═════ ENTRIES SHOWN ═════
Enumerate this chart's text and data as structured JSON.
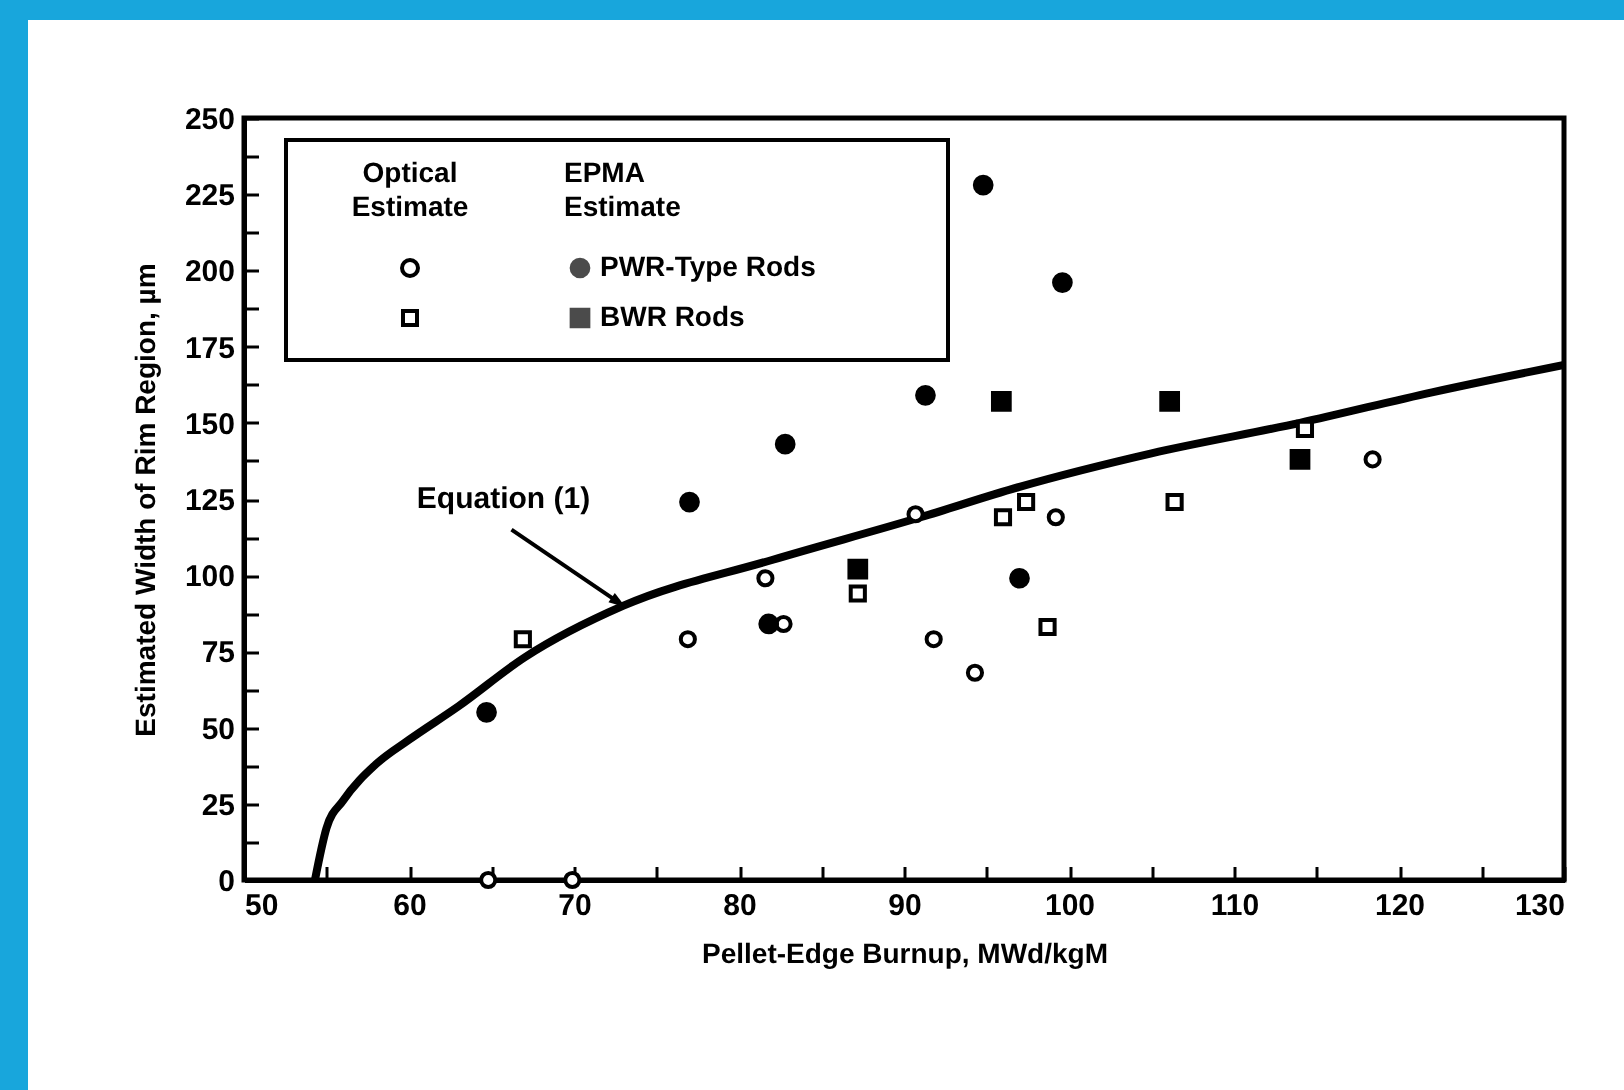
{
  "chart_data": {
    "type": "scatter",
    "xlabel": "Pellet-Edge Burnup, MWd/kgM",
    "ylabel": "Estimated Width of Rim Region, µm",
    "xlim": [
      50,
      130
    ],
    "xticks": [
      50,
      {
        "value": 55,
        "label": null
      },
      60,
      {
        "value": 65,
        "label": null
      },
      70,
      {
        "value": 75,
        "label": null
      },
      80,
      {
        "value": 85,
        "label": null
      },
      90,
      {
        "value": 95,
        "label": null
      },
      100,
      {
        "value": 105,
        "label": null
      },
      110,
      {
        "value": 115,
        "label": null
      },
      120,
      {
        "value": 125,
        "label": null
      },
      130
    ],
    "ylim": [
      0,
      250
    ],
    "yticks": [
      0,
      {
        "value": 12.5,
        "label": null
      },
      25,
      {
        "value": 37.5,
        "label": null
      },
      50,
      {
        "value": 62.5,
        "label": null
      },
      75,
      {
        "value": 87.5,
        "label": null
      },
      100,
      {
        "value": 112.5,
        "label": null
      },
      125,
      {
        "value": 137.5,
        "label": null
      },
      150,
      {
        "value": 162.5,
        "label": null
      },
      175,
      {
        "value": 187.5,
        "label": null
      },
      200,
      {
        "value": 212.5,
        "label": null
      },
      225,
      {
        "value": 237.5,
        "label": null
      },
      250
    ],
    "legend": "top left",
    "annotations": [
      "Optical Estimate",
      "EPMA Estimate",
      {
        "text": "Equation (1)",
        "x": 73,
        "y": 90
      }
    ],
    "series": [
      {
        "type": "line",
        "color": "#000000",
        "x": [
          54.3,
          55,
          56,
          58,
          60,
          63,
          67,
          73,
          82,
          91,
          97,
          105,
          114,
          122,
          130
        ],
        "values": [
          0,
          17,
          26,
          38,
          46,
          57,
          73,
          90,
          105,
          119,
          129,
          140,
          150,
          160,
          169
        ]
      },
      {
        "marker": "circle",
        "color": "#000000",
        "x": [
          64.8,
          69.9,
          76.9,
          81.6,
          82.7,
          90.7,
          91.8,
          94.3,
          99.2,
          118.4
        ],
        "values": [
          0,
          0,
          79,
          99,
          84,
          120,
          79,
          68,
          119,
          138
        ]
      },
      {
        "marker": "square",
        "color": "#000000",
        "x": [
          66.9,
          87.2,
          96,
          97.4,
          98.7,
          106.4,
          114.3
        ],
        "values": [
          79,
          94,
          119,
          124,
          83,
          124,
          148
        ]
      },
      {
        "name": "PWR-Type Rods",
        "marker": "circle",
        "color": "#000000",
        "x": [
          64.7,
          77,
          81.8,
          82.8,
          91.3,
          94.8,
          97,
          99.6
        ],
        "values": [
          55,
          124,
          84,
          143,
          159,
          228,
          99,
          196
        ]
      },
      {
        "name": "BWR Rods",
        "marker": "square",
        "color": "#000000",
        "x": [
          87.2,
          95.9,
          106.1,
          114
        ],
        "values": [
          102,
          157,
          157,
          138
        ]
      }
    ]
  }
}
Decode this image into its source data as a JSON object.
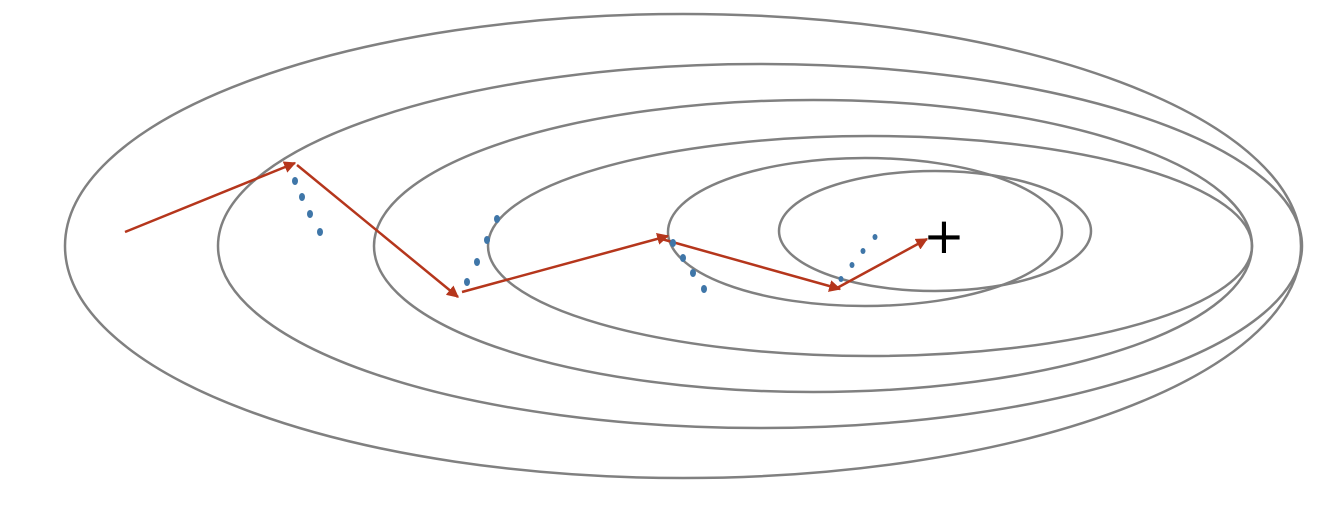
{
  "diagram": {
    "contour_color": "#808080",
    "path_color": "#b5361c",
    "dot_color": "#3f76a8",
    "optimum_color": "#000000",
    "contour_count": 6,
    "optimum_symbol": "+",
    "optimum_icon": "plus-icon"
  }
}
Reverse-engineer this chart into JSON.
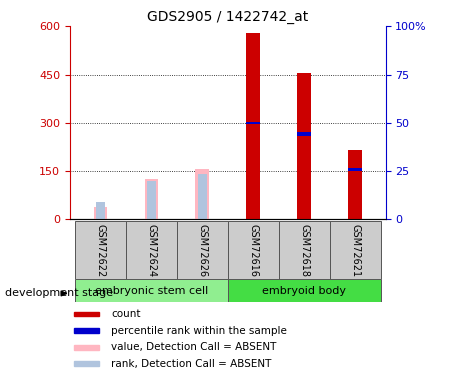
{
  "title": "GDS2905 / 1422742_at",
  "samples": [
    "GSM72622",
    "GSM72624",
    "GSM72626",
    "GSM72616",
    "GSM72618",
    "GSM72621"
  ],
  "absent_value": [
    40,
    125,
    155,
    0,
    0,
    0
  ],
  "absent_rank": [
    55,
    120,
    140,
    0,
    0,
    0
  ],
  "present_count": [
    0,
    0,
    0,
    580,
    455,
    215
  ],
  "present_rank": [
    0,
    0,
    0,
    300,
    265,
    155
  ],
  "present_rank_seg": [
    0,
    0,
    0,
    8,
    12,
    8
  ],
  "ylim_left": [
    0,
    600
  ],
  "ylim_right": [
    0,
    100
  ],
  "yticks_left": [
    0,
    150,
    300,
    450,
    600
  ],
  "yticks_right": [
    0,
    25,
    50,
    75,
    100
  ],
  "bar_width": 0.18,
  "absent_value_color": "#FFB6C1",
  "absent_rank_color": "#B0C4DE",
  "present_count_color": "#CC0000",
  "present_rank_color": "#0000CC",
  "left_axis_color": "#CC0000",
  "right_axis_color": "#0000CC",
  "sample_area_color": "#CCCCCC",
  "group1_color": "#90EE90",
  "group2_color": "#44DD44",
  "group_data": [
    {
      "name": "embryonic stem cell",
      "start": 0,
      "end": 2
    },
    {
      "name": "embryoid body",
      "start": 3,
      "end": 5
    }
  ],
  "legend_items": [
    {
      "color": "#CC0000",
      "label": "count"
    },
    {
      "color": "#0000CC",
      "label": "percentile rank within the sample"
    },
    {
      "color": "#FFB6C1",
      "label": "value, Detection Call = ABSENT"
    },
    {
      "color": "#B0C4DE",
      "label": "rank, Detection Call = ABSENT"
    }
  ]
}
═════
■ AIM OF THE TASK ■
List all lines from the entries that include the word "JSON".

■ WRITTEN SOLUTION ■
Enumerate this chart's text and data as structured JSON.
Decode this image into its source data as a JSON object.
Reverse-engineer this chart into JSON.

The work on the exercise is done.